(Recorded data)
=-=-=

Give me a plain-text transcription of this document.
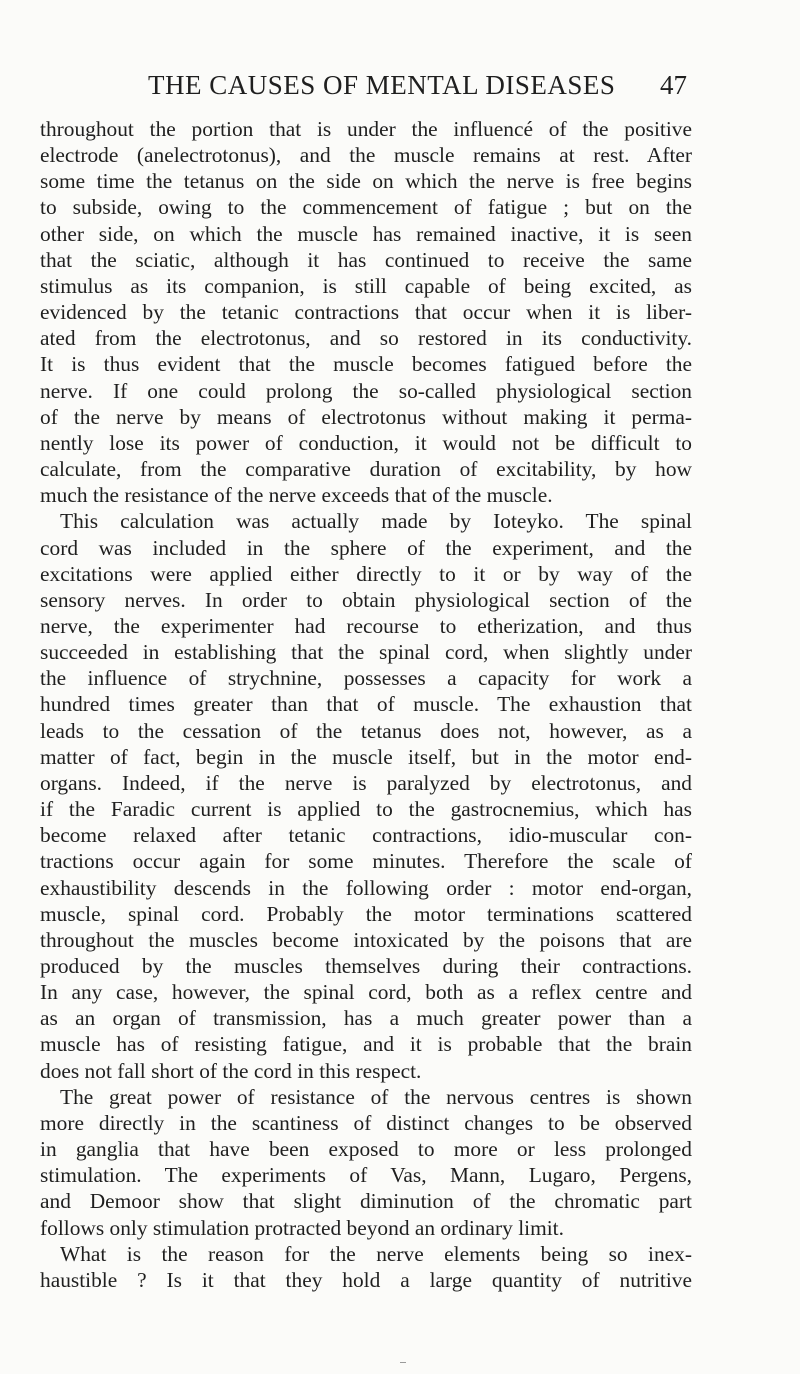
THE CAUSES OF MENTAL DISEASES 47
throughout the portion that is under the influencé of the positive
electrode (anelectrotonus), and the muscle remains at rest. After
some time the tetanus on the side on which the nerve is free begins
to subside, owing to the commencement of fatigue ; but on the
other side, on which the muscle has remained inactive, it is seen
that the sciatic, although it has continued to receive the same
stimulus as its companion, is still capable of being excited, as
evidenced by the tetanic contractions that occur when it is liber-
ated from the electrotonus, and so restored in its conductivity.
It is thus evident that the muscle becomes fatigued before the
nerve. If one could prolong the so-called physiological section
of the nerve by means of electrotonus without making it perma-
nently lose its power of conduction, it would not be difficult to
calculate, from the comparative duration of excitability, by how
much the resistance of the nerve exceeds that of the muscle.
This calculation was actually made by Ioteyko. The spinal
cord was included in the sphere of the experiment, and the
excitations were applied either directly to it or by way of the
sensory nerves. In order to obtain physiological section of the
nerve, the experimenter had recourse to etherization, and thus
succeeded in establishing that the spinal cord, when slightly under
the influence of strychnine, possesses a capacity for work a
hundred times greater than that of muscle. The exhaustion that
leads to the cessation of the tetanus does not, however, as a
matter of fact, begin in the muscle itself, but in the motor end-
organs. Indeed, if the nerve is paralyzed by electrotonus, and
if the Faradic current is applied to the gastrocnemius, which has
become relaxed after tetanic contractions, idio-muscular con-
tractions occur again for some minutes. Therefore the scale of
exhaustibility descends in the following order : motor end-organ,
muscle, spinal cord. Probably the motor terminations scattered
throughout the muscles become intoxicated by the poisons that are
produced by the muscles themselves during their contractions.
In any case, however, the spinal cord, both as a reflex centre and
as an organ of transmission, has a much greater power than a
muscle has of resisting fatigue, and it is probable that the brain
does not fall short of the cord in this respect.
The great power of resistance of the nervous centres is shown
more directly in the scantiness of distinct changes to be observed
in ganglia that have been exposed to more or less prolonged
stimulation. The experiments of Vas, Mann, Lugaro, Pergens,
and Demoor show that slight diminution of the chromatic part
follows only stimulation protracted beyond an ordinary limit.
What is the reason for the nerve elements being so inex-
haustible ? Is it that they hold a large quantity of nutritive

=-=-=

→ **Task details**: Restate the records word for word, omitting images.

→ **The result**:
Give me a plain-text transcription of this document.
THE CAUSES OF MENTAL DISEASES 47
throughout the portion that is under the influencé of the positive
electrode (anelectrotonus), and the muscle remains at rest. After
some time the tetanus on the side on which the nerve is free begins
to subside, owing to the commencement of fatigue ; but on the
other side, on which the muscle has remained inactive, it is seen
that the sciatic, although it has continued to receive the same
stimulus as its companion, is still capable of being excited, as
evidenced by the tetanic contractions that occur when it is liber-
ated from the electrotonus, and so restored in its conductivity.
It is thus evident that the muscle becomes fatigued before the
nerve. If one could prolong the so-called physiological section
of the nerve by means of electrotonus without making it perma-
nently lose its power of conduction, it would not be difficult to
calculate, from the comparative duration of excitability, by how
much the resistance of the nerve exceeds that of the muscle.
This calculation was actually made by Ioteyko. The spinal
cord was included in the sphere of the experiment, and the
excitations were applied either directly to it or by way of the
sensory nerves. In order to obtain physiological section of the
nerve, the experimenter had recourse to etherization, and thus
succeeded in establishing that the spinal cord, when slightly under
the influence of strychnine, possesses a capacity for work a
hundred times greater than that of muscle. The exhaustion that
leads to the cessation of the tetanus does not, however, as a
matter of fact, begin in the muscle itself, but in the motor end-
organs. Indeed, if the nerve is paralyzed by electrotonus, and
if the Faradic current is applied to the gastrocnemius, which has
become relaxed after tetanic contractions, idio-muscular con-
tractions occur again for some minutes. Therefore the scale of
exhaustibility descends in the following order : motor end-organ,
muscle, spinal cord. Probably the motor terminations scattered
throughout the muscles become intoxicated by the poisons that are
produced by the muscles themselves during their contractions.
In any case, however, the spinal cord, both as a reflex centre and
as an organ of transmission, has a much greater power than a
muscle has of resisting fatigue, and it is probable that the brain
does not fall short of the cord in this respect.
The great power of resistance of the nervous centres is shown
more directly in the scantiness of distinct changes to be observed
in ganglia that have been exposed to more or less prolonged
stimulation. The experiments of Vas, Mann, Lugaro, Pergens,
and Demoor show that slight diminution of the chromatic part
follows only stimulation protracted beyond an ordinary limit.
What is the reason for the nerve elements being so inex-
haustible ? Is it that they hold a large quantity of nutritive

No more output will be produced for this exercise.